Transcribe the records exactly. Pictures do not belong in the transcription.

_Items from a data source_
* * *
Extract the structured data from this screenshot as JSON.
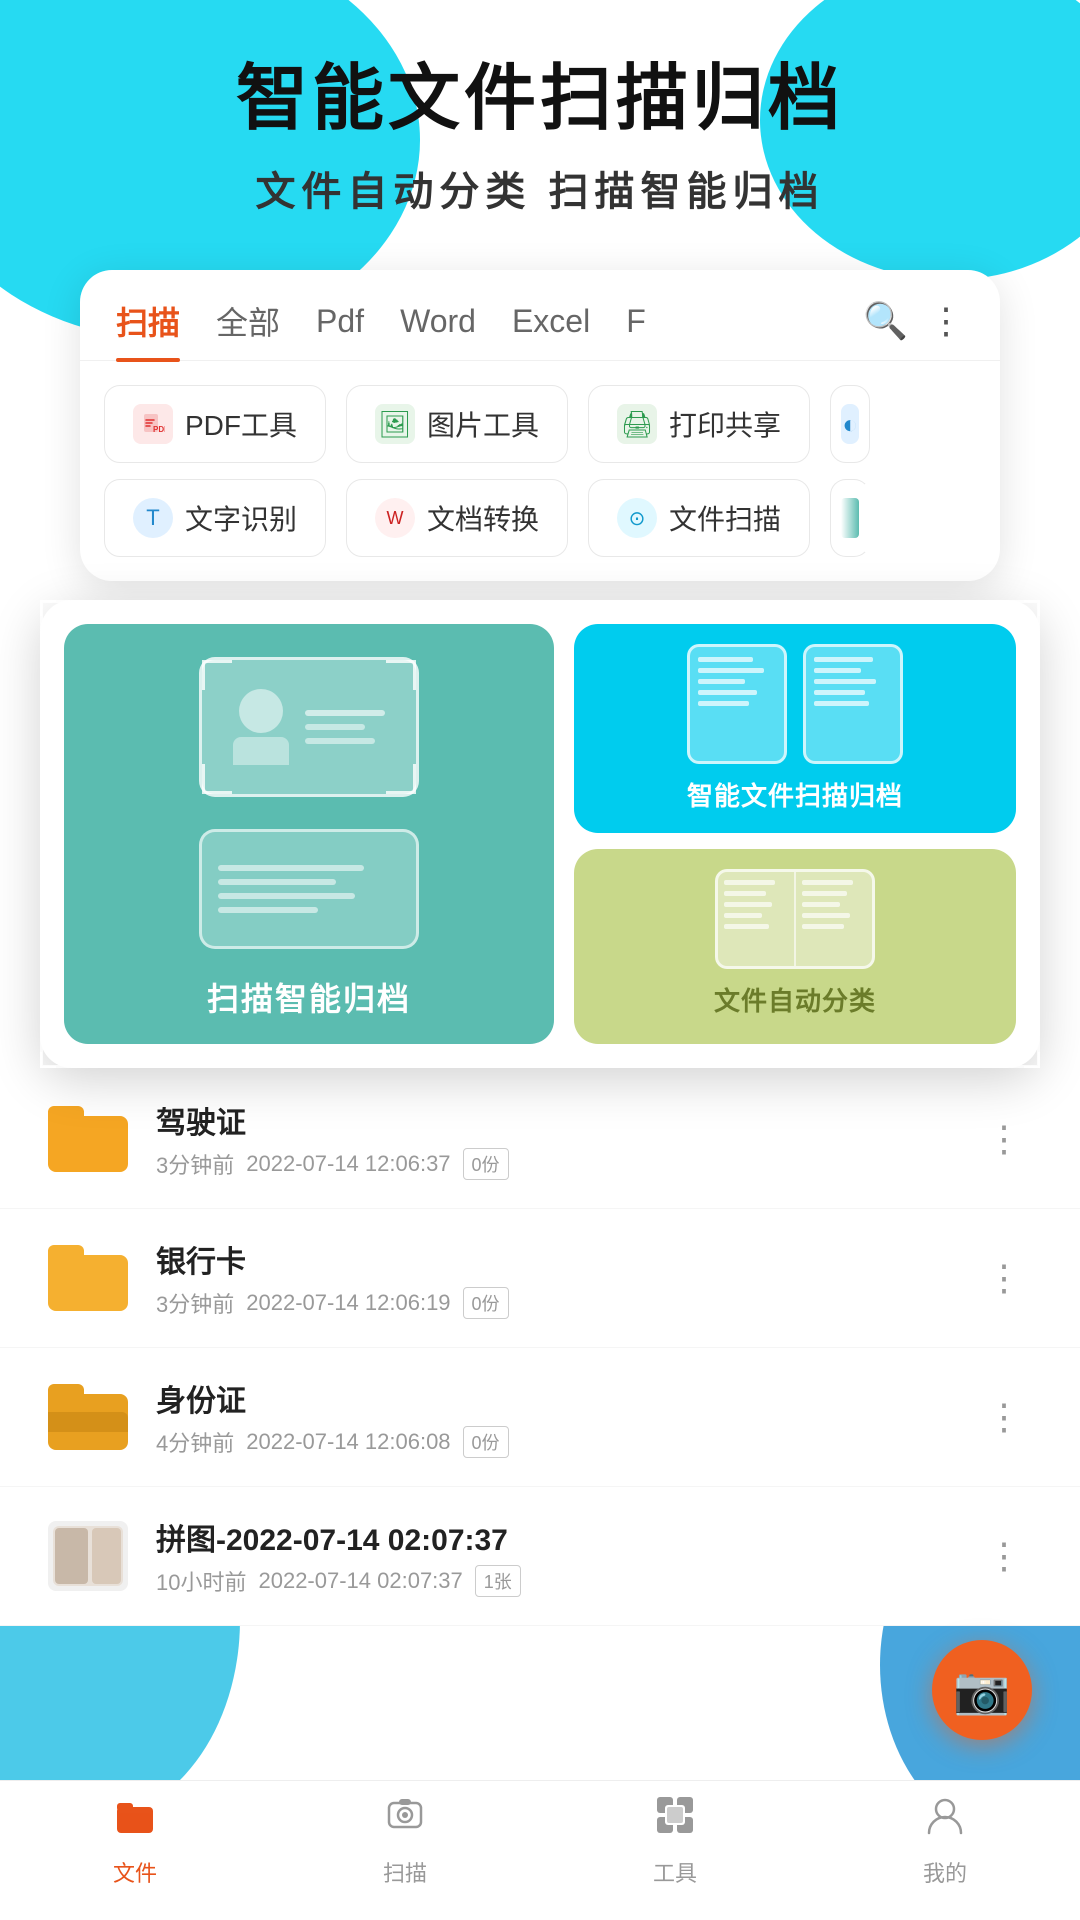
{
  "header": {
    "title": "智能文件扫描归档",
    "subtitle": "文件自动分类   扫描智能归档"
  },
  "tabs": {
    "items": [
      {
        "label": "扫描",
        "active": true
      },
      {
        "label": "全部",
        "active": false
      },
      {
        "label": "Pdf",
        "active": false
      },
      {
        "label": "Word",
        "active": false
      },
      {
        "label": "Excel",
        "active": false
      },
      {
        "label": "F",
        "active": false
      }
    ]
  },
  "tools": {
    "row1": [
      {
        "icon": "PDF",
        "label": "PDF工具"
      },
      {
        "icon": "IMG",
        "label": "图片工具"
      },
      {
        "icon": "PRT",
        "label": "打印共享"
      }
    ],
    "row2": [
      {
        "icon": "TXT",
        "label": "文字识别"
      },
      {
        "icon": "DOC",
        "label": "文档转换"
      },
      {
        "icon": "SCN",
        "label": "文件扫描"
      }
    ]
  },
  "feature_popup": {
    "left_label": "扫描智能归档",
    "right_top_label": "智能文件扫描归档",
    "right_bottom_label": "文件自动分类"
  },
  "files": [
    {
      "name": "驾驶证",
      "time": "3分钟前",
      "date": "2022-07-14 12:06:37",
      "count": "0份",
      "type": "folder"
    },
    {
      "name": "银行卡",
      "time": "3分钟前",
      "date": "2022-07-14 12:06:19",
      "count": "0份",
      "type": "folder"
    },
    {
      "name": "身份证",
      "time": "4分钟前",
      "date": "2022-07-14 12:06:08",
      "count": "0份",
      "type": "folder-open"
    },
    {
      "name": "拼图-2022-07-14 02:07:37",
      "time": "10小时前",
      "date": "2022-07-14 02:07:37",
      "count": "1张",
      "type": "image"
    }
  ],
  "nav": {
    "items": [
      {
        "label": "文件",
        "icon": "📁",
        "active": true
      },
      {
        "label": "扫描",
        "icon": "📷",
        "active": false
      },
      {
        "label": "工具",
        "icon": "⊞",
        "active": false
      },
      {
        "label": "我的",
        "icon": "👤",
        "active": false
      }
    ]
  }
}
* * *
_Task output_
Extract the structured data from this screenshot as JSON.
{
  "header": {
    "title": "智能文件扫描归档",
    "subtitle": "文件自动分类   扫描智能归档"
  },
  "tabs": {
    "items": [
      {
        "label": "扫描",
        "active": true
      },
      {
        "label": "全部",
        "active": false
      },
      {
        "label": "Pdf",
        "active": false
      },
      {
        "label": "Word",
        "active": false
      },
      {
        "label": "Excel",
        "active": false
      },
      {
        "label": "F",
        "active": false
      }
    ]
  },
  "tools": {
    "row1": [
      {
        "icon": "PDF",
        "label": "PDF工具"
      },
      {
        "icon": "IMG",
        "label": "图片工具"
      },
      {
        "icon": "PRT",
        "label": "打印共享"
      }
    ],
    "row2": [
      {
        "icon": "TXT",
        "label": "文字识别"
      },
      {
        "icon": "DOC",
        "label": "文档转换"
      },
      {
        "icon": "SCN",
        "label": "文件扫描"
      }
    ]
  },
  "feature_popup": {
    "left_label": "扫描智能归档",
    "right_top_label": "智能文件扫描归档",
    "right_bottom_label": "文件自动分类"
  },
  "files": [
    {
      "name": "驾驶证",
      "time": "3分钟前",
      "date": "2022-07-14 12:06:37",
      "count": "0份",
      "type": "folder"
    },
    {
      "name": "银行卡",
      "time": "3分钟前",
      "date": "2022-07-14 12:06:19",
      "count": "0份",
      "type": "folder"
    },
    {
      "name": "身份证",
      "time": "4分钟前",
      "date": "2022-07-14 12:06:08",
      "count": "0份",
      "type": "folder-open"
    },
    {
      "name": "拼图-2022-07-14 02:07:37",
      "time": "10小时前",
      "date": "2022-07-14 02:07:37",
      "count": "1张",
      "type": "image"
    }
  ],
  "nav": {
    "items": [
      {
        "label": "文件",
        "icon": "📁",
        "active": true
      },
      {
        "label": "扫描",
        "icon": "📷",
        "active": false
      },
      {
        "label": "工具",
        "icon": "⊞",
        "active": false
      },
      {
        "label": "我的",
        "icon": "👤",
        "active": false
      }
    ]
  }
}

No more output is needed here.